Lines of data:
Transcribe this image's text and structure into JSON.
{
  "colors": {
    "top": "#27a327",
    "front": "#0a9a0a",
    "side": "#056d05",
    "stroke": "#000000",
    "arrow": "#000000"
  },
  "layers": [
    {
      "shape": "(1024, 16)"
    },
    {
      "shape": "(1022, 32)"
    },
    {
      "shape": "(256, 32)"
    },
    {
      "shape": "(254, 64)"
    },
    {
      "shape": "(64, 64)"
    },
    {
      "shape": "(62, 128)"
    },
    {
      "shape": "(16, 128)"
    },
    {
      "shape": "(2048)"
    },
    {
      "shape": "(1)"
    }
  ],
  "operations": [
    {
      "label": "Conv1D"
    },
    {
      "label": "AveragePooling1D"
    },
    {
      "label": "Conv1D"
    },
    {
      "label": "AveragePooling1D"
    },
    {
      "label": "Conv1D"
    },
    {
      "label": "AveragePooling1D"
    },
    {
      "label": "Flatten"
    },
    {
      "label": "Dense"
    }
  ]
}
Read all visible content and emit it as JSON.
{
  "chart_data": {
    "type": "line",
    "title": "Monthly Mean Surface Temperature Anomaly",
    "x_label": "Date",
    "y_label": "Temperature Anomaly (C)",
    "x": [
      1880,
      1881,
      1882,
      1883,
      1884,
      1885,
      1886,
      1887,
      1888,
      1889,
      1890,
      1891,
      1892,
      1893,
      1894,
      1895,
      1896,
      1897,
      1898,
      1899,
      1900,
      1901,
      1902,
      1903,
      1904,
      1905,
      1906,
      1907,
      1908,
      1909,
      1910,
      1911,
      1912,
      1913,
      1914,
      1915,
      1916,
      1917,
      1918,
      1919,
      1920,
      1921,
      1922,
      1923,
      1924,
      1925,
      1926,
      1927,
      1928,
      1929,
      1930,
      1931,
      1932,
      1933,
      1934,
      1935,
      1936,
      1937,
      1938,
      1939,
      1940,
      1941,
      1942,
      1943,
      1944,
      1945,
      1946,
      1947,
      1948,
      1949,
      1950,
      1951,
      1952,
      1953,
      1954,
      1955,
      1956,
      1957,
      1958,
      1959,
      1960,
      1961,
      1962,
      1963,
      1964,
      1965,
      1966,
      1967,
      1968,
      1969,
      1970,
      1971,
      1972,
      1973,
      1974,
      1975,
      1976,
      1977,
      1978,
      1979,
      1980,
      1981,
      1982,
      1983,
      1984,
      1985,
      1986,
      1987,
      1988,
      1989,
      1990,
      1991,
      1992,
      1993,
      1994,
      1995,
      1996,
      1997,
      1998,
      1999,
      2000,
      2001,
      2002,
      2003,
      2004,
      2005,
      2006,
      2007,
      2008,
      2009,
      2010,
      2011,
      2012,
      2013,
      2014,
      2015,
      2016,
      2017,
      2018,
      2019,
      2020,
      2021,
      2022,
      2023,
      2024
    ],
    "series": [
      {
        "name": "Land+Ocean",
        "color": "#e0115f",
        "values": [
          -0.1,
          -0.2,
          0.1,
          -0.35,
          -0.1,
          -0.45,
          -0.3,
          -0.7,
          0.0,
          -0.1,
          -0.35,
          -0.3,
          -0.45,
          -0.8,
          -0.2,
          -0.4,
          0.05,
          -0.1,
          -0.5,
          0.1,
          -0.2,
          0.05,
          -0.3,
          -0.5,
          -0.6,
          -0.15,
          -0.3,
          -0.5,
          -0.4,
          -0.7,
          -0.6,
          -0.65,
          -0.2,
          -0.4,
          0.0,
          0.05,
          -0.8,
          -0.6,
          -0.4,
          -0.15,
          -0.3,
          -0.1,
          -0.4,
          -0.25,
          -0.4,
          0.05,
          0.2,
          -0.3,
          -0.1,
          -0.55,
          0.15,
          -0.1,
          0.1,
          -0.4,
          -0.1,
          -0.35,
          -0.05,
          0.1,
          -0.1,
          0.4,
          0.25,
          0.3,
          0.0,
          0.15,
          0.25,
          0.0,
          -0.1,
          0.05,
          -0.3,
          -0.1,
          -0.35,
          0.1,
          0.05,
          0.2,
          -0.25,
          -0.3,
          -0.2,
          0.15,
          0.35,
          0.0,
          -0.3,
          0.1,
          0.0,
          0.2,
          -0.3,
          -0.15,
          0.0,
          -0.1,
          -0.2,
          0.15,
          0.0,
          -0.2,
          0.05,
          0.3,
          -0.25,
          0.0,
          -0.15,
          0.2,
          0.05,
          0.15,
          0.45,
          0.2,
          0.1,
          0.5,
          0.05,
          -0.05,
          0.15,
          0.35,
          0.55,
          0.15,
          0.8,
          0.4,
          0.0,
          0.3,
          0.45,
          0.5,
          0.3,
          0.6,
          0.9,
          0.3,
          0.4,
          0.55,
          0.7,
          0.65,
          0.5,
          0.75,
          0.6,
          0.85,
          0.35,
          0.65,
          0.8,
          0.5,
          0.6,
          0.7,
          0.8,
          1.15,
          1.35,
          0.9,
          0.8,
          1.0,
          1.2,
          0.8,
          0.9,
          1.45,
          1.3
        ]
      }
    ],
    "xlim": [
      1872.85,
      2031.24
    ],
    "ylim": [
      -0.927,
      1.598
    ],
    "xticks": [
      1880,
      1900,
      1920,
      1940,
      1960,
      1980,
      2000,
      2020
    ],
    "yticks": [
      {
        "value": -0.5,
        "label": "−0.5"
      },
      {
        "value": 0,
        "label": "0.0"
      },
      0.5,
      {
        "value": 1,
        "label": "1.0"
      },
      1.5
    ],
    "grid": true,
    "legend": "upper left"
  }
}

**Problem description**
List each line holding the string "shape".

**Task result**
      "shape": "(1024, 16)"
      "shape": "(1022, 32)"
      "shape": "(256, 32)"
      "shape": "(254, 64)"
      "shape": "(64, 64)"
      "shape": "(62, 128)"
      "shape": "(16, 128)"
      "shape": "(2048)"
      "shape": "(1)"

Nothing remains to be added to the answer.